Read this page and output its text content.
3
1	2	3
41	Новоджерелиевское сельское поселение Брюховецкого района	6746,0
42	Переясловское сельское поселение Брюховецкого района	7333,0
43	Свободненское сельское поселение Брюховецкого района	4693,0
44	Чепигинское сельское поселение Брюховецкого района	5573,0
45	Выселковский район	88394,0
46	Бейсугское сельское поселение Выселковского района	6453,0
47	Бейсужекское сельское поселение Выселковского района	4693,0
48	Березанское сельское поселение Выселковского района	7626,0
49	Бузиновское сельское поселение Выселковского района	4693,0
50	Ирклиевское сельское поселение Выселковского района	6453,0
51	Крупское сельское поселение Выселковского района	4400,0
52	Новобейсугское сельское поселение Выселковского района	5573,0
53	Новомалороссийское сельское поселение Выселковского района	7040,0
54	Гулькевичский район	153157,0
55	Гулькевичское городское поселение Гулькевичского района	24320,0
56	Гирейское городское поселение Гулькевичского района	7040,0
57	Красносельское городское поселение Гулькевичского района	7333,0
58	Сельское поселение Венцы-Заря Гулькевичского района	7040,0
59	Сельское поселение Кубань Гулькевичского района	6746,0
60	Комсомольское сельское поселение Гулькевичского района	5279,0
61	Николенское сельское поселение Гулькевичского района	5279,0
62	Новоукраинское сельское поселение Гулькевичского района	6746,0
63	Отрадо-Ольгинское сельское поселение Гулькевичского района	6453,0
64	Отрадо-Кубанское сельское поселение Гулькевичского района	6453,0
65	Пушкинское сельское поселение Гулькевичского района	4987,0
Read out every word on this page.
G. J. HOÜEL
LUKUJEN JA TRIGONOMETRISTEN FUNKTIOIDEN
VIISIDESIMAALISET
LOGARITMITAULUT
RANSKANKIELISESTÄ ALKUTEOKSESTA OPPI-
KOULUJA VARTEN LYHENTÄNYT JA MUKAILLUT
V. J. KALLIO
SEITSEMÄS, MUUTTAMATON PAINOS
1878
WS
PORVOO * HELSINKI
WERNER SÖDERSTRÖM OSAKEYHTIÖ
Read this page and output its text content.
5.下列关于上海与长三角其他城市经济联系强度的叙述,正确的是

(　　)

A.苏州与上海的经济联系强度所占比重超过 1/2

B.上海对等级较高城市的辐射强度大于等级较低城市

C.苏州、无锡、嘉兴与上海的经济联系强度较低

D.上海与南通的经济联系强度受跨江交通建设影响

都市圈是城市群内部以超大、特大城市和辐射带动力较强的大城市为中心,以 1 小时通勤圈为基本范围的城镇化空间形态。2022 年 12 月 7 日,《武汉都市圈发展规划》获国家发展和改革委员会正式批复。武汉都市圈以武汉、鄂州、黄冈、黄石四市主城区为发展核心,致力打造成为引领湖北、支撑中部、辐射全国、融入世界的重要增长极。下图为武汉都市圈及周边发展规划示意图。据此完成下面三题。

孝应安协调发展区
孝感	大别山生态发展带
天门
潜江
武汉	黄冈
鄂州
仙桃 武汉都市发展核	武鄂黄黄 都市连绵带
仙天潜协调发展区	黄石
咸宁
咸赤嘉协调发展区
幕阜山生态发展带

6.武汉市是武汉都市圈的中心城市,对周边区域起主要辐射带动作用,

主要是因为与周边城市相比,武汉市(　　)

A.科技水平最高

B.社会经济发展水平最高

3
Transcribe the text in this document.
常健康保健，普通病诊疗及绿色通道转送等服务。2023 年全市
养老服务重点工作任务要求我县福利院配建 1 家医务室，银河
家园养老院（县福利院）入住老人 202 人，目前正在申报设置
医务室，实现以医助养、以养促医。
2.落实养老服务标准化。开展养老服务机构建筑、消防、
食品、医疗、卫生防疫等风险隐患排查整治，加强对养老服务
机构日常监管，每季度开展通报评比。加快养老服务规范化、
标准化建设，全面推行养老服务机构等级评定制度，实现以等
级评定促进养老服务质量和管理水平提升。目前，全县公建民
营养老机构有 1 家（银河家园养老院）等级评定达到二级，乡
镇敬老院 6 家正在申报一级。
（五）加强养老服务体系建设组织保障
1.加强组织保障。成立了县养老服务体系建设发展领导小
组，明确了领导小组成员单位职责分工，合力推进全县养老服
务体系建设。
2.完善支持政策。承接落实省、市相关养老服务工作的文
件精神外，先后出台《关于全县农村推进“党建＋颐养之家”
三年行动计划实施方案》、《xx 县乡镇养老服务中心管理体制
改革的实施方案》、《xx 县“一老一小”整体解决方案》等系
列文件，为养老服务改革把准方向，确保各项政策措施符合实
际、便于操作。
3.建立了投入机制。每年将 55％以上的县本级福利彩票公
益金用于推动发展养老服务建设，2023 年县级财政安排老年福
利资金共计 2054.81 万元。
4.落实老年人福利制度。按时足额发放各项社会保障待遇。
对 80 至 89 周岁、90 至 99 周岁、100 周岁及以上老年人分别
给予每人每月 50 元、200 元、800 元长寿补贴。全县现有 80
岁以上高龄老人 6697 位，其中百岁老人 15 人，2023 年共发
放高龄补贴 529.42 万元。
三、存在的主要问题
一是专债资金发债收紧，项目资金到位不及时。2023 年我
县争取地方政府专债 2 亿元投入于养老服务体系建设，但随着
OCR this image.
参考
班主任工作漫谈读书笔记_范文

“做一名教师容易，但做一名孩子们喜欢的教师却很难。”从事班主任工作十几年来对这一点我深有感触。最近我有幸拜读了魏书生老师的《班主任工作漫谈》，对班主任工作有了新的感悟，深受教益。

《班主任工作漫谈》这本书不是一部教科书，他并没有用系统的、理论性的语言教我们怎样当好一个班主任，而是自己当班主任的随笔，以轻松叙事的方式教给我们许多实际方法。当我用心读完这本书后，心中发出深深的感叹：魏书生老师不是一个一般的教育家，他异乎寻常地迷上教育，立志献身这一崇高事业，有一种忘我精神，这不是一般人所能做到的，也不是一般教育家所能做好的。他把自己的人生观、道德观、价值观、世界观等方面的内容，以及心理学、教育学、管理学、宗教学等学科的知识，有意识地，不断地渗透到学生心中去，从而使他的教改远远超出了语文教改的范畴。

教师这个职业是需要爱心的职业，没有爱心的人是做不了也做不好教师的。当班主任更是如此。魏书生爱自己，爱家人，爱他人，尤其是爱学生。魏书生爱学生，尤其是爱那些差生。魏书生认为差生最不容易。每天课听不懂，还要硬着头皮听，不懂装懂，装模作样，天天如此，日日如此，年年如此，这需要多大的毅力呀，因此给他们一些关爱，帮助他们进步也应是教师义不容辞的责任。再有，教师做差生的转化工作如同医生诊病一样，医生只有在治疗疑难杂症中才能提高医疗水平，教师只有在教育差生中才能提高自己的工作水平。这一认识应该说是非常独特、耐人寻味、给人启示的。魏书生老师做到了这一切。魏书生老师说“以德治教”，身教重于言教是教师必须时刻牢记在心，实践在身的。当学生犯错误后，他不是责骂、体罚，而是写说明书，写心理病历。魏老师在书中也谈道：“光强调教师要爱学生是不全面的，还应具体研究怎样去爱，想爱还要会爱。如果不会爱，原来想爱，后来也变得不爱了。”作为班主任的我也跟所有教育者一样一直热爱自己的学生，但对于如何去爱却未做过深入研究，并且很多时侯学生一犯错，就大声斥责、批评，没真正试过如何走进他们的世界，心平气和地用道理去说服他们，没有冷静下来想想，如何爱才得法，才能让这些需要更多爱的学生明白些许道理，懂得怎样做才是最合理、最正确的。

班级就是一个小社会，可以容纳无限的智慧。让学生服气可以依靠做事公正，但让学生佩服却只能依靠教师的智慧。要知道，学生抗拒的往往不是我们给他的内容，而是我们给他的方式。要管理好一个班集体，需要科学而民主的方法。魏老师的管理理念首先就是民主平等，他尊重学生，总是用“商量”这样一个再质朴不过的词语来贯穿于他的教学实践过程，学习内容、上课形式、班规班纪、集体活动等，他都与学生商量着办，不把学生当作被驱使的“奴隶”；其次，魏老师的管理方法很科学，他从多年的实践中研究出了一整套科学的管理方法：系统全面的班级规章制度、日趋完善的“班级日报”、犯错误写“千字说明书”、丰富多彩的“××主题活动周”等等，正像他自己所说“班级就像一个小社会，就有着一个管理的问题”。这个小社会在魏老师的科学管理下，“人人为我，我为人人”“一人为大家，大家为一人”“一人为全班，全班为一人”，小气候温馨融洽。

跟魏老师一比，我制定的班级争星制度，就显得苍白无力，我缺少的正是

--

+ + +

- What to work on -
Which lines in the listing above hold the word "this"? Show each of them.

- Task answer -
Read this page and output its text content.
Read out every word on this page.
Read this page and output its text content.
Transcribe the text in this document.
OCR this image.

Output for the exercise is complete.